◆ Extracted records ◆
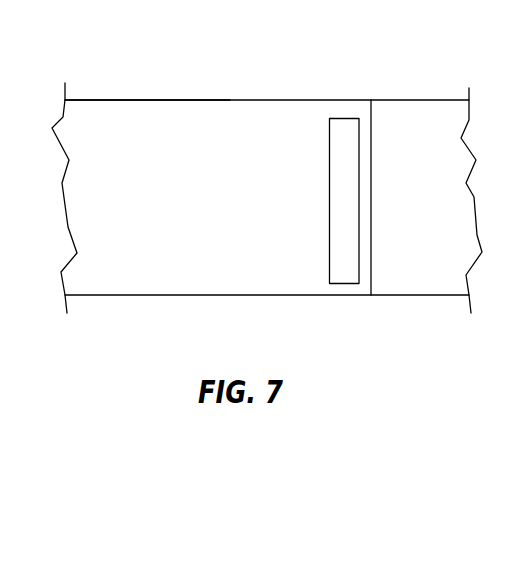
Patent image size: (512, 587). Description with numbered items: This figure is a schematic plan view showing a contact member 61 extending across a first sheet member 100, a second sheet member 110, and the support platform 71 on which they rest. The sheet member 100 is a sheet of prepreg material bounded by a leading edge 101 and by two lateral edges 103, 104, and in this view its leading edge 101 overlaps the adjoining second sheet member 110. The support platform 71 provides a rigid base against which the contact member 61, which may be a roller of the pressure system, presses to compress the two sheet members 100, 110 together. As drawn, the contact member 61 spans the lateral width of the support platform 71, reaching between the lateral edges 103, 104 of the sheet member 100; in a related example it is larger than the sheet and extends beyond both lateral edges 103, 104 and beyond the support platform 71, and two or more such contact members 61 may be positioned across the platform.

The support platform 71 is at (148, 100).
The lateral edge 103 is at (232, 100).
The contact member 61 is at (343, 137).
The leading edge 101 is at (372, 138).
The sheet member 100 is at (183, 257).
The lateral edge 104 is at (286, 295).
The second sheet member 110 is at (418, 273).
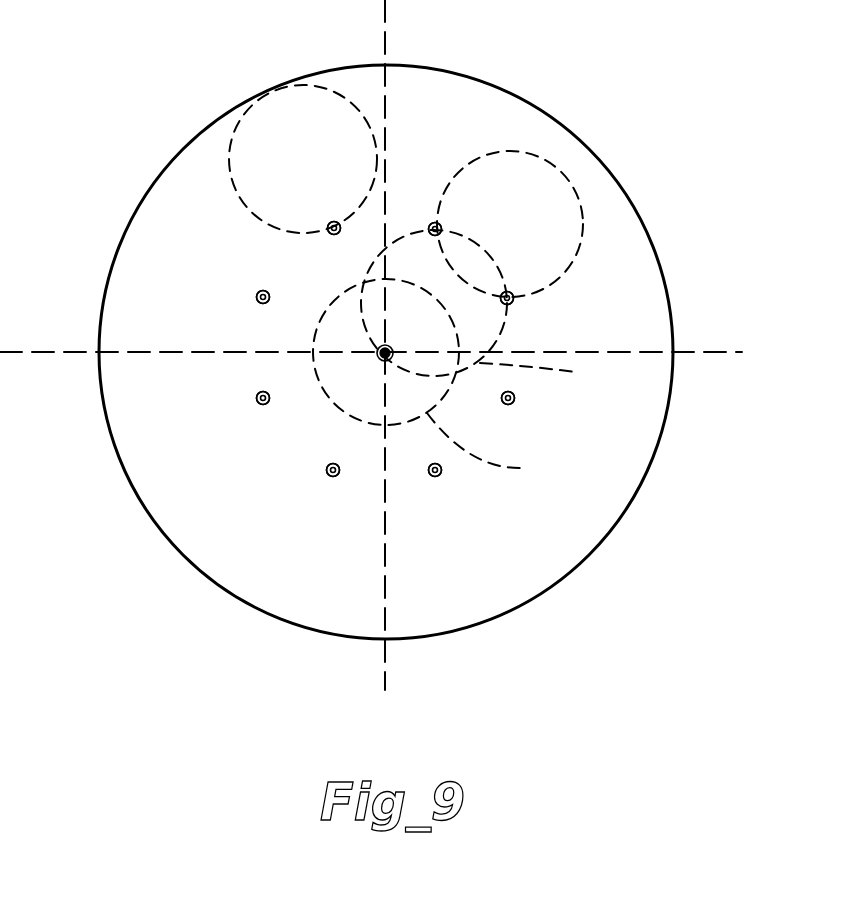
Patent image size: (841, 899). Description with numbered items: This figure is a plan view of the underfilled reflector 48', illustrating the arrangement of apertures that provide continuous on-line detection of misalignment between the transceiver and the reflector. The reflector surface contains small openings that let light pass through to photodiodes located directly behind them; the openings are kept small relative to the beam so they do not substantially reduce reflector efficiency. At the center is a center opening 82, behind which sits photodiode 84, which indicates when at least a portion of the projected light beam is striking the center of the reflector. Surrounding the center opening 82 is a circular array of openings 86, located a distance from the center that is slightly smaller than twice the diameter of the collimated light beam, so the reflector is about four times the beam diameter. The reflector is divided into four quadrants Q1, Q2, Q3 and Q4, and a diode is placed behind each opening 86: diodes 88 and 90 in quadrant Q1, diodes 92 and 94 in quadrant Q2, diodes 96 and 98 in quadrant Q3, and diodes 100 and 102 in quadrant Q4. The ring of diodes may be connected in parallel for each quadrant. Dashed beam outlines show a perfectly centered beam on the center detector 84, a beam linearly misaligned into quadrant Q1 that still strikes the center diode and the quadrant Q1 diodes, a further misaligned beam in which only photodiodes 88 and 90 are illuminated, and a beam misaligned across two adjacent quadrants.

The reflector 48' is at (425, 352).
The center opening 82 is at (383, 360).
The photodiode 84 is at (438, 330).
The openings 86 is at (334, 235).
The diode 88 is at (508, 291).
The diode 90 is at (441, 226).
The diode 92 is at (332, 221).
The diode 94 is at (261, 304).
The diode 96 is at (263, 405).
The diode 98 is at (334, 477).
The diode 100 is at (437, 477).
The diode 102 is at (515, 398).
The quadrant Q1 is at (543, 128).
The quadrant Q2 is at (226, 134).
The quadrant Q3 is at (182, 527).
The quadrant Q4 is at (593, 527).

◆ Problem to work on ◆
Convert all of the data above into a JSON list of strings, with one string per line and no blank lines. Leave the pictures out of the answer.

◆ Finished task ◆
[
  "Patent image size: (512, 587). Description with numbered items: This figure is a schematic plan view showing a contact member 61 extending across a first sheet member 100, a second sheet member 110, and the support platform 71 on which they rest. The sheet member 100 is a sheet of prepreg material bounded by a leading edge 101 and by two lateral edges 103, 104, and in this view its leading edge 101 overlaps the adjoining second sheet member 110. The support platform 71 provides a rigid base against which the contact member 61, which may be a roller of the pressure system, presses to compress the two sheet members 100, 110 together. As drawn, the contact member 61 spans the lateral width of the support platform 71, reaching between the lateral edges 103, 104 of the sheet member 100; in a related example it is larger than the sheet and extends beyond both lateral edges 103, 104 and beyond the support platform 71, and two or more such contact members 61 may be positioned across the platform.",
  "The support platform 71 is at (148, 100).",
  "The lateral edge 103 is at (232, 100).",
  "The contact member 61 is at (343, 137).",
  "The leading edge 101 is at (372, 138).",
  "The sheet member 100 is at (183, 257).",
  "The lateral edge 104 is at (286, 295).",
  "The second sheet member 110 is at (418, 273).",
  "Patent image size: (841, 899). Description with numbered items: This figure is a plan view of the underfilled reflector 48', illustrating the arrangement of apertures that provide continuous on-line detection of misalignment between the transceiver and the reflector. The reflector surface contains small openings that let light pass through to photodiodes located directly behind them; the openings are kept small relative to the beam so they do not substantially reduce reflector efficiency. At the center is a center opening 82, behind which sits photodiode 84, which indicates when at least a portion of the projected light beam is striking the center of the reflector. Surrounding the center opening 82 is a circular array of openings 86, located a distance from the center that is slightly smaller than twice the diameter of the collimated light beam, so the reflector is about four times the beam diameter. The reflector is divided into four quadrants Q1, Q2, Q3 and Q4, and a diode is placed behind each opening 86: diodes 88 and 90 in quadrant Q1, diodes 92 and 94 in quadrant Q2, diodes 96 and 98 in quadrant Q3, and diodes 100 and 102 in quadrant Q4. The ring of diodes may be connected in parallel for each quadrant. Dashed beam outlines show a perfectly centered beam on the center detector 84, a beam linearly misaligned into quadrant Q1 that still strikes the center diode and the quadrant Q1 diodes, a further misaligned beam in which only photodiodes 88 and 90 are illuminated, and a beam misaligned across two adjacent quadrants.",
  "The reflector 48' is at (425, 352).",
  "The center opening 82 is at (383, 360).",
  "The photodiode 84 is at (438, 330).",
  "The openings 86 is at (334, 235).",
  "The diode 88 is at (508, 291).",
  "The diode 90 is at (441, 226).",
  "The diode 92 is at (332, 221).",
  "The diode 94 is at (261, 304).",
  "The diode 96 is at (263, 405).",
  "The diode 98 is at (334, 477).",
  "The diode 100 is at (437, 477).",
  "The diode 102 is at (515, 398).",
  "The quadrant Q1 is at (543, 128).",
  "The quadrant Q2 is at (226, 134).",
  "The quadrant Q3 is at (182, 527).",
  "The quadrant Q4 is at (593, 527)."
]